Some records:
........

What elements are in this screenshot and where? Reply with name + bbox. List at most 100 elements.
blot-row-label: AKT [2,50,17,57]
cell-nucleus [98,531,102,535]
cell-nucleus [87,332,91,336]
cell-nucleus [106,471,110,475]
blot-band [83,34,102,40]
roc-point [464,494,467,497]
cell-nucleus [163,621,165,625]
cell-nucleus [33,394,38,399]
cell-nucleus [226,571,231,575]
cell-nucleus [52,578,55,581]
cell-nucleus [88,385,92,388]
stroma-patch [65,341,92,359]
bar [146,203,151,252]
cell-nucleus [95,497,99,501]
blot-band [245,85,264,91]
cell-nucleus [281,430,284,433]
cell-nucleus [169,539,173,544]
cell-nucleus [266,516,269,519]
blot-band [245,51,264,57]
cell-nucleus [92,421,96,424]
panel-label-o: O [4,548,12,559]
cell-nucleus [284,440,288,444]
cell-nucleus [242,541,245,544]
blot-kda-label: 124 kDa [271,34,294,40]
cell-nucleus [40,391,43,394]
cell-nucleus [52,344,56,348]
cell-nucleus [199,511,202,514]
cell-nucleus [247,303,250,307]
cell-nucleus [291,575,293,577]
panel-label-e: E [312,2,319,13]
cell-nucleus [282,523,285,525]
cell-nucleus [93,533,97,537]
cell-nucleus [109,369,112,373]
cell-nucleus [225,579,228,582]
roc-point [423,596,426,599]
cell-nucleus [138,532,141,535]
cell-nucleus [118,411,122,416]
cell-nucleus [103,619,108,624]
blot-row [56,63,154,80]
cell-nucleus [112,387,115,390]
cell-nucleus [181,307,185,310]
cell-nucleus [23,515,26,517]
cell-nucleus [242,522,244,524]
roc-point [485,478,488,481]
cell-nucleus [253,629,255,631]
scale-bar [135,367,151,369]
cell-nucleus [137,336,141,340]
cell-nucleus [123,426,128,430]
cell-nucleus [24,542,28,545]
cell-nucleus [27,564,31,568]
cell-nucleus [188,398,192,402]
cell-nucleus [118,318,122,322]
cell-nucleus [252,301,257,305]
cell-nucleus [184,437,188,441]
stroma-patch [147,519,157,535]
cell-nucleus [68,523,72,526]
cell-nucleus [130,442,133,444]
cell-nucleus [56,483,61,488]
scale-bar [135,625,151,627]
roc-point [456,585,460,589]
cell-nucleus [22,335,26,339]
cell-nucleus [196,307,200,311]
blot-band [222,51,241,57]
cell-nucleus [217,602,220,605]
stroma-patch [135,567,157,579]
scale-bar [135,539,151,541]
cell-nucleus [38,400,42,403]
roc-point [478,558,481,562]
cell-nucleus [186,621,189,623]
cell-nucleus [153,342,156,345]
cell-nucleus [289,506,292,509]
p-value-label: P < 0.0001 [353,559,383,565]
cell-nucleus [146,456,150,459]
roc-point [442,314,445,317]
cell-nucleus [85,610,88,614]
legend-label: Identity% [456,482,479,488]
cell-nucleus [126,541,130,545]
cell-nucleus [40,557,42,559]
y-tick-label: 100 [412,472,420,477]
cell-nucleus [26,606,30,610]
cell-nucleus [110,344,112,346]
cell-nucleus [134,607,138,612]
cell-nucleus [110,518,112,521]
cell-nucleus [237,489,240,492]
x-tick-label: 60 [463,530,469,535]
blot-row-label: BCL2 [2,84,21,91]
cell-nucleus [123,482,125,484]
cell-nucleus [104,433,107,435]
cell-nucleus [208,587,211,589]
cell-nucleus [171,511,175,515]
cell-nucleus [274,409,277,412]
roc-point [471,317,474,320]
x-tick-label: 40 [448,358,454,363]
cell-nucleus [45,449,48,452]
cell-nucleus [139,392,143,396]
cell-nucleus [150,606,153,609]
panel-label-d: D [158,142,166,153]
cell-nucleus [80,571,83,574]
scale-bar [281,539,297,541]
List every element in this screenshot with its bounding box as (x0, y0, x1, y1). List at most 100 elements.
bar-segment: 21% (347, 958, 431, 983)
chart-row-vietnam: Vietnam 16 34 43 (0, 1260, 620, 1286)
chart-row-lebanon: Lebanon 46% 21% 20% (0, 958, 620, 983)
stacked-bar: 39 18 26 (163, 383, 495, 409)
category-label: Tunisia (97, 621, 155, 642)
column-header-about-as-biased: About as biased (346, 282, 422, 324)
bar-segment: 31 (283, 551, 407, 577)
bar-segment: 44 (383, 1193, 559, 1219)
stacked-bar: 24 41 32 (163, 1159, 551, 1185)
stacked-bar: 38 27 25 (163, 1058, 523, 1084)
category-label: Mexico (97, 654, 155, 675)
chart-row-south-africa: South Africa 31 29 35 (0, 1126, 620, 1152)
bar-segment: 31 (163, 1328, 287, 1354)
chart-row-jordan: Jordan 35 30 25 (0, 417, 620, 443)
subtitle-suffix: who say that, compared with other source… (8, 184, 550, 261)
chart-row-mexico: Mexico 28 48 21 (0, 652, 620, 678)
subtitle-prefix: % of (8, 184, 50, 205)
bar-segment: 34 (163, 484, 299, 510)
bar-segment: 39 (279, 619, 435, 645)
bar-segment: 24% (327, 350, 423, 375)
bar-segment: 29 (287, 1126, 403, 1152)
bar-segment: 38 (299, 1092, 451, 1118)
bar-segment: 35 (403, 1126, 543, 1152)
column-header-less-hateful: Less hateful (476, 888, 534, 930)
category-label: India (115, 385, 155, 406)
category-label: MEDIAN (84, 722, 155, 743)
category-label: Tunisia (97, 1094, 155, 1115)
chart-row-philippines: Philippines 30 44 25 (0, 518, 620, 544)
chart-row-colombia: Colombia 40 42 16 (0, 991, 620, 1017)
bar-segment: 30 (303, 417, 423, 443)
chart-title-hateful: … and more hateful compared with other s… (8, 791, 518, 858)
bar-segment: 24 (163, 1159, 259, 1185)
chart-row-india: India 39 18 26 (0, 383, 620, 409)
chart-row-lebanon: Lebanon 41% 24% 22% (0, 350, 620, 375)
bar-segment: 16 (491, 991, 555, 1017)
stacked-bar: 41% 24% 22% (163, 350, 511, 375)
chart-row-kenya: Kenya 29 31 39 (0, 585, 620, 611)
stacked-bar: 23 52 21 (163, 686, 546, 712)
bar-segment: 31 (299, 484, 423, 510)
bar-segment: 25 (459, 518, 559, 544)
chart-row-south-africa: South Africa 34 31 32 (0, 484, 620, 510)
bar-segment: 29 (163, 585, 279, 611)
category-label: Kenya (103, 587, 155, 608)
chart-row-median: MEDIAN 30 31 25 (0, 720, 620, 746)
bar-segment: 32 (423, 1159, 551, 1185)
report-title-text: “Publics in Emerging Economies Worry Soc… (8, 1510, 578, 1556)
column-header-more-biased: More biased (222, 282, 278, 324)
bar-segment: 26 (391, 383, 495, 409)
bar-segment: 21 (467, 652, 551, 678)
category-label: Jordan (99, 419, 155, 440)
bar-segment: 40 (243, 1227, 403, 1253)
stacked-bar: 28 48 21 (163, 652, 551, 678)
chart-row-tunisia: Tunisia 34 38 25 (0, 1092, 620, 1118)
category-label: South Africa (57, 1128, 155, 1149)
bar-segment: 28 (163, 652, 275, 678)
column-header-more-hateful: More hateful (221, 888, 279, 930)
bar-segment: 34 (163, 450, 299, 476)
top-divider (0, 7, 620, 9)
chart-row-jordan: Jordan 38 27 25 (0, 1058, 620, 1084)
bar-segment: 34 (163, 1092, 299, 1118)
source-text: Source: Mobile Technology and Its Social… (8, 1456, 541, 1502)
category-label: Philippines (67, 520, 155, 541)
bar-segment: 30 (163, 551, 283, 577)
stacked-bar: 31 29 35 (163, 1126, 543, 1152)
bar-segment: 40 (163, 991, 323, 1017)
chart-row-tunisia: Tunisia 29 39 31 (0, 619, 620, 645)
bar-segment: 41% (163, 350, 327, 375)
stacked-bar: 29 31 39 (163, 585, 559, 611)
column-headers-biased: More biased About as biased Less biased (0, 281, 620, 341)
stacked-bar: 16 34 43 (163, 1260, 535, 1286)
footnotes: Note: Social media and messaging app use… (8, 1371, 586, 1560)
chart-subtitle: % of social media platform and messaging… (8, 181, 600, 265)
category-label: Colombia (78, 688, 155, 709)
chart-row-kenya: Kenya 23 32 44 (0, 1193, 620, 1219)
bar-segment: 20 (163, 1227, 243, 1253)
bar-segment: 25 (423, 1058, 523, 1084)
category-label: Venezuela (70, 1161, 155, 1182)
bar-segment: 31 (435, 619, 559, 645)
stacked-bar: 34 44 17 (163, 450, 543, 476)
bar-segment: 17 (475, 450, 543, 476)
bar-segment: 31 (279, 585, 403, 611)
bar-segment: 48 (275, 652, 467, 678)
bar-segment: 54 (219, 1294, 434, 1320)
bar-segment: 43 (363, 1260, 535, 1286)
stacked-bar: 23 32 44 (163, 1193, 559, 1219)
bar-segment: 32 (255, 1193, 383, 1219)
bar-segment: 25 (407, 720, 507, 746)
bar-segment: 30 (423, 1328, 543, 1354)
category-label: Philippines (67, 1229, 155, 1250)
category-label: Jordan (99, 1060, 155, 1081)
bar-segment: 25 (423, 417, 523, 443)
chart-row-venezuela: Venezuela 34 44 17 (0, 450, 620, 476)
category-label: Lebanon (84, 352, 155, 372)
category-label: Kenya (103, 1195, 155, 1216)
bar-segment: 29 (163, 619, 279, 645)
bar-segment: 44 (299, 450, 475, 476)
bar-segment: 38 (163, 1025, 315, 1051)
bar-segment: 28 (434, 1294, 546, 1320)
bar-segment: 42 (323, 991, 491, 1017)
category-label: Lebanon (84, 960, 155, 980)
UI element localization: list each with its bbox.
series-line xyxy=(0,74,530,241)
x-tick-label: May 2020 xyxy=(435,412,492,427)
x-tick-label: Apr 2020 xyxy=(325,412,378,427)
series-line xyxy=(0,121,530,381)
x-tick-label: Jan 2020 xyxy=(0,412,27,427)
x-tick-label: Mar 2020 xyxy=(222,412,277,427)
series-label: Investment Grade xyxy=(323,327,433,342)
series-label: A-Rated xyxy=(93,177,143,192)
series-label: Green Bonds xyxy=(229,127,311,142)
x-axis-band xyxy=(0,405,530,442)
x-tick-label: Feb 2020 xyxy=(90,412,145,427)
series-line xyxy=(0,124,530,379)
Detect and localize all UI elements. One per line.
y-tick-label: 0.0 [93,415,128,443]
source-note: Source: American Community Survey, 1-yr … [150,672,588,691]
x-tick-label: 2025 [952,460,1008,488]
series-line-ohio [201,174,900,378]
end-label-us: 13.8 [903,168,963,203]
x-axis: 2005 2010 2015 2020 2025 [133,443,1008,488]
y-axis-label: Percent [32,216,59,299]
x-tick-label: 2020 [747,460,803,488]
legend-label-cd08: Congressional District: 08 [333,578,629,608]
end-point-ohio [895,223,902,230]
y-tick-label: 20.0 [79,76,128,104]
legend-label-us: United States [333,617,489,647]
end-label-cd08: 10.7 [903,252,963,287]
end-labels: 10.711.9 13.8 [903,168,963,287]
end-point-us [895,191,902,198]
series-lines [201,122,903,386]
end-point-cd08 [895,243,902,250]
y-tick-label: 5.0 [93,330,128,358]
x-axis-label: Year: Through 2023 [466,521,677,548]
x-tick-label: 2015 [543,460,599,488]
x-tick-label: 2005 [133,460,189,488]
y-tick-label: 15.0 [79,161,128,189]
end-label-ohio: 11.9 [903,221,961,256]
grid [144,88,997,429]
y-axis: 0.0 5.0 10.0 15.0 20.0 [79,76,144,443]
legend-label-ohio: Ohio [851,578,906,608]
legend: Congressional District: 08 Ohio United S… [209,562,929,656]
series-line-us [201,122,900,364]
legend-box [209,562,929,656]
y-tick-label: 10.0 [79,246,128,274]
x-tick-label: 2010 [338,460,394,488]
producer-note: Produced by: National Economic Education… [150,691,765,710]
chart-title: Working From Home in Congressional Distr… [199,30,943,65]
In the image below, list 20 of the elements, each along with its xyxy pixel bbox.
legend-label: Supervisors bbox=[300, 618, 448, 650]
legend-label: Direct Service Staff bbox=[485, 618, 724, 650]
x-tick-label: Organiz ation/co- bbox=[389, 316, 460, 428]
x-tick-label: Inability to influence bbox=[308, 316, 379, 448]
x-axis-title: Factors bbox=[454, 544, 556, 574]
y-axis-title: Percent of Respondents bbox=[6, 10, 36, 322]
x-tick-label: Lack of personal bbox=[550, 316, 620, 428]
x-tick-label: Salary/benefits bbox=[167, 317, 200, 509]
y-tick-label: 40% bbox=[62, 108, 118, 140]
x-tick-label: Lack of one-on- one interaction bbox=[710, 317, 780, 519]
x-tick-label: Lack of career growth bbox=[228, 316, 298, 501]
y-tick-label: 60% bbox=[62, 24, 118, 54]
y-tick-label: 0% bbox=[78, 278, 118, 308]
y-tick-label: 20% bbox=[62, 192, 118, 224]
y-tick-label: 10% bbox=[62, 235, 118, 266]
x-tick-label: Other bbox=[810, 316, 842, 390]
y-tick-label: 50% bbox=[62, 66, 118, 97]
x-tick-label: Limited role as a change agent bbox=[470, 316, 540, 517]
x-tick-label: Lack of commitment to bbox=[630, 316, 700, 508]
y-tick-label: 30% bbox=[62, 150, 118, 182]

........

## [Short problem]
Please replace "blot-band" with "gel-band" in the lines from the start of the records through the line that contains "cell-nucleus [112,387,115,390]", and give those lines again with nothing else changed.

## [Response to this task]
What elements are in this screenshot and where? Reply with name + bbox. List at most 100 elements.
blot-row-label: AKT [2,50,17,57]
cell-nucleus [98,531,102,535]
cell-nucleus [87,332,91,336]
cell-nucleus [106,471,110,475]
gel-band [83,34,102,40]
roc-point [464,494,467,497]
cell-nucleus [163,621,165,625]
cell-nucleus [33,394,38,399]
cell-nucleus [226,571,231,575]
cell-nucleus [52,578,55,581]
cell-nucleus [88,385,92,388]
stroma-patch [65,341,92,359]
bar [146,203,151,252]
cell-nucleus [95,497,99,501]
gel-band [245,85,264,91]
cell-nucleus [281,430,284,433]
cell-nucleus [169,539,173,544]
cell-nucleus [266,516,269,519]
gel-band [245,51,264,57]
cell-nucleus [92,421,96,424]
panel-label-o: O [4,548,12,559]
cell-nucleus [284,440,288,444]
cell-nucleus [242,541,245,544]
blot-kda-label: 124 kDa [271,34,294,40]
cell-nucleus [40,391,43,394]
cell-nucleus [52,344,56,348]
cell-nucleus [199,511,202,514]
cell-nucleus [247,303,250,307]
cell-nucleus [291,575,293,577]
panel-label-e: E [312,2,319,13]
cell-nucleus [282,523,285,525]
cell-nucleus [93,533,97,537]
cell-nucleus [109,369,112,373]
cell-nucleus [225,579,228,582]
roc-point [423,596,426,599]
cell-nucleus [138,532,141,535]
cell-nucleus [118,411,122,416]
cell-nucleus [103,619,108,624]
blot-row [56,63,154,80]
cell-nucleus [112,387,115,390]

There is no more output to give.